WHAT YOU HAVE TO DO:
Repeat, without any change, the entries presented below.

INPUT:
--------------------------------
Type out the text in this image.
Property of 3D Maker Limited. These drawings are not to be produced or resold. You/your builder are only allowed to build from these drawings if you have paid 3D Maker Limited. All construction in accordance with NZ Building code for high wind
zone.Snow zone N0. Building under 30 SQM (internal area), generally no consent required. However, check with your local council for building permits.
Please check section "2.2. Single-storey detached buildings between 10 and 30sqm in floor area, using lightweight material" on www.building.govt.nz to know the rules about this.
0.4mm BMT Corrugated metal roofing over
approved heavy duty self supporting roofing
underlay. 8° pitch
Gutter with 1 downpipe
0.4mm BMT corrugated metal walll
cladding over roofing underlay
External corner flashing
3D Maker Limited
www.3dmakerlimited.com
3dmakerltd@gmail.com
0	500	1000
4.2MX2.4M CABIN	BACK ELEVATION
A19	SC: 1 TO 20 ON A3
--------------------------------
SOLUTION TO THIS TASK:
Type out the text in this image.
Property of 3D Maker Limited. These drawings are not to be produced or resold. You/your builder are only allowed to build from these drawings if you have paid 3D Maker Limited. All construction in accordance with NZ Building code for high wind
zone.Snow zone N0. Building under 30 SQM (internal area), generally no consent required. However, check with your local council for building permits.
Please check section "2.2. Single-storey detached buildings between 10 and 30sqm in floor area, using lightweight material" on www.building.govt.nz to know the rules about this.
0.4mm BMT Corrugated metal roofing over
approved heavy duty self supporting roofing
underlay. 8° pitch
Gutter with 1 downpipe
0.4mm BMT corrugated metal walll
cladding over roofing underlay
External corner flashing
3D Maker Limited
www.3dmakerlimited.com
3dmakerltd@gmail.com
0	500	1000
4.2MX2.4M CABIN	BACK ELEVATION
A19	SC: 1 TO 20 ON A3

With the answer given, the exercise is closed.